## BEGIN STORED RECORDS

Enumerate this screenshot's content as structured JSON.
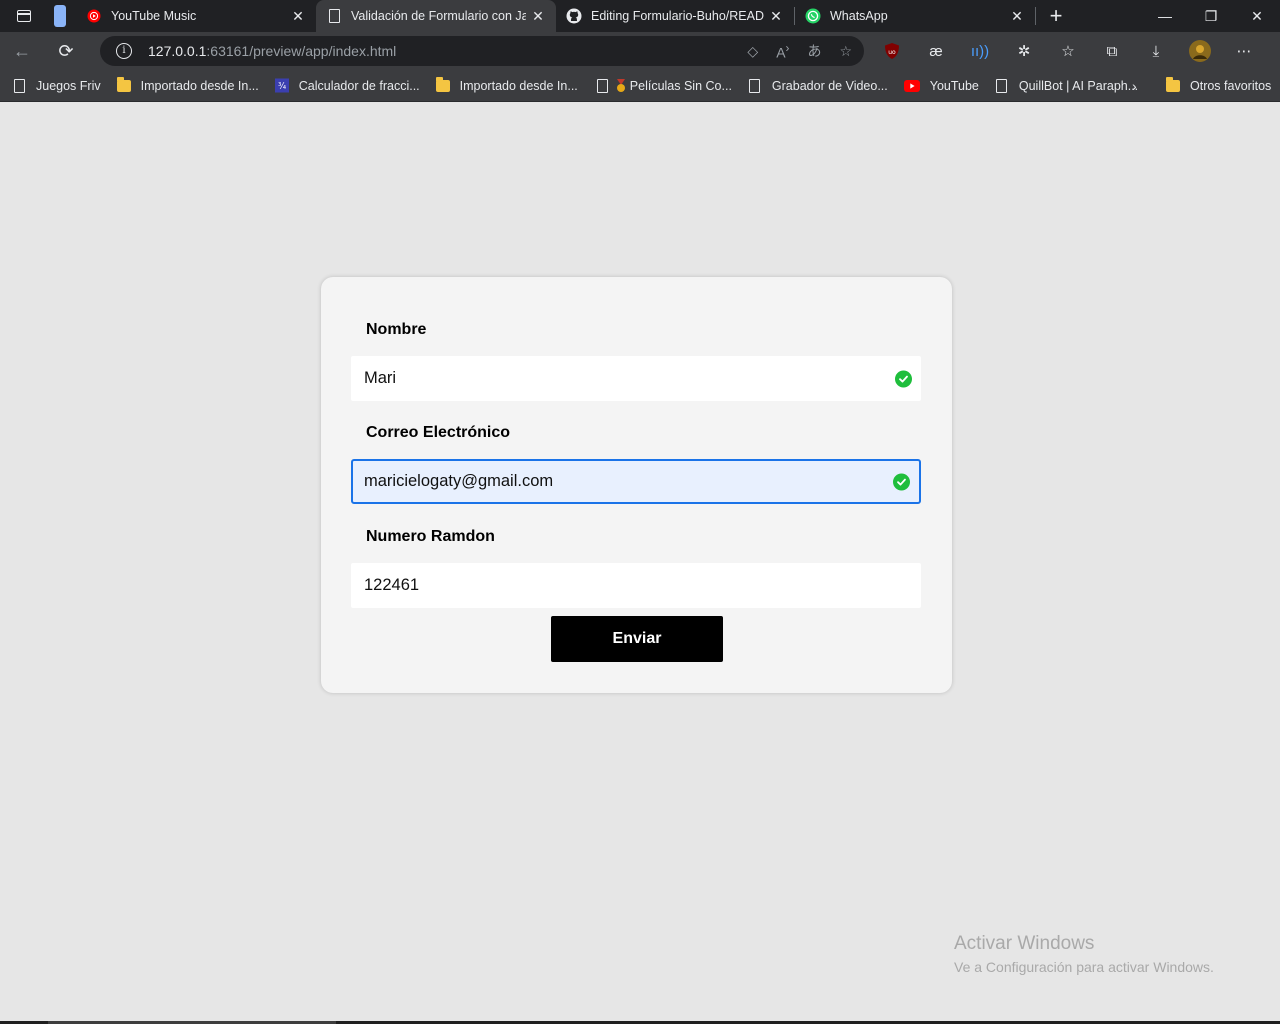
{
  "browser": {
    "tabs": [
      {
        "label": "YouTube Music",
        "icon": "youtube-music-icon"
      },
      {
        "label": "Validación de Formulario con JavaScript",
        "icon": "page-icon",
        "active": true
      },
      {
        "label": "Editing Formulario-Buho/README.md",
        "icon": "github-icon"
      },
      {
        "label": "WhatsApp",
        "icon": "whatsapp-icon"
      }
    ],
    "address": {
      "host": "127.0.0.1",
      "rest": ":63161/preview/app/index.html"
    },
    "bookmarks": [
      {
        "label": "Juegos Friv",
        "icon": "page-icon"
      },
      {
        "label": "Importado desde In...",
        "icon": "folder-icon"
      },
      {
        "label": "Calculador de fracci...",
        "icon": "fraction-icon"
      },
      {
        "label": "Importado desde In...",
        "icon": "folder-icon"
      },
      {
        "label": "Películas Sin Co...",
        "icon": "medal-icon"
      },
      {
        "label": "Grabador de Video...",
        "icon": "page-icon"
      },
      {
        "label": "YouTube",
        "icon": "youtube-icon"
      },
      {
        "label": "QuillBot | AI Paraph...",
        "icon": "page-icon"
      }
    ],
    "other_bookmarks": "Otros favoritos"
  },
  "form": {
    "name_label": "Nombre",
    "name_value": "Mari",
    "email_label": "Correo Electrónico",
    "email_value": "maricielogaty@gmail.com",
    "random_label": "Numero Ramdon",
    "random_value": "122461",
    "submit_label": "Enviar",
    "valid_color": "#1fbe3c"
  },
  "watermark": {
    "title": "Activar Windows",
    "subtitle": "Ve a Configuración para activar Windows."
  }
}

## END STORED RECORDS

WHAT NEEDS TO BE DONE:
Transcribe the whole listing exactly. Pictures are excluded.

WRITTEN SOLUTION:
Enumerate this screenshot's content as structured JSON.
{
  "browser": {
    "tabs": [
      {
        "label": "YouTube Music",
        "icon": "youtube-music-icon"
      },
      {
        "label": "Validación de Formulario con JavaScript",
        "icon": "page-icon",
        "active": true
      },
      {
        "label": "Editing Formulario-Buho/README.md",
        "icon": "github-icon"
      },
      {
        "label": "WhatsApp",
        "icon": "whatsapp-icon"
      }
    ],
    "address": {
      "host": "127.0.0.1",
      "rest": ":63161/preview/app/index.html"
    },
    "bookmarks": [
      {
        "label": "Juegos Friv",
        "icon": "page-icon"
      },
      {
        "label": "Importado desde In...",
        "icon": "folder-icon"
      },
      {
        "label": "Calculador de fracci...",
        "icon": "fraction-icon"
      },
      {
        "label": "Importado desde In...",
        "icon": "folder-icon"
      },
      {
        "label": "Películas Sin Co...",
        "icon": "medal-icon"
      },
      {
        "label": "Grabador de Video...",
        "icon": "page-icon"
      },
      {
        "label": "YouTube",
        "icon": "youtube-icon"
      },
      {
        "label": "QuillBot | AI Paraph...",
        "icon": "page-icon"
      }
    ],
    "other_bookmarks": "Otros favoritos"
  },
  "form": {
    "name_label": "Nombre",
    "name_value": "Mari",
    "email_label": "Correo Electrónico",
    "email_value": "maricielogaty@gmail.com",
    "random_label": "Numero Ramdon",
    "random_value": "122461",
    "submit_label": "Enviar",
    "valid_color": "#1fbe3c"
  },
  "watermark": {
    "title": "Activar Windows",
    "subtitle": "Ve a Configuración para activar Windows."
  }
}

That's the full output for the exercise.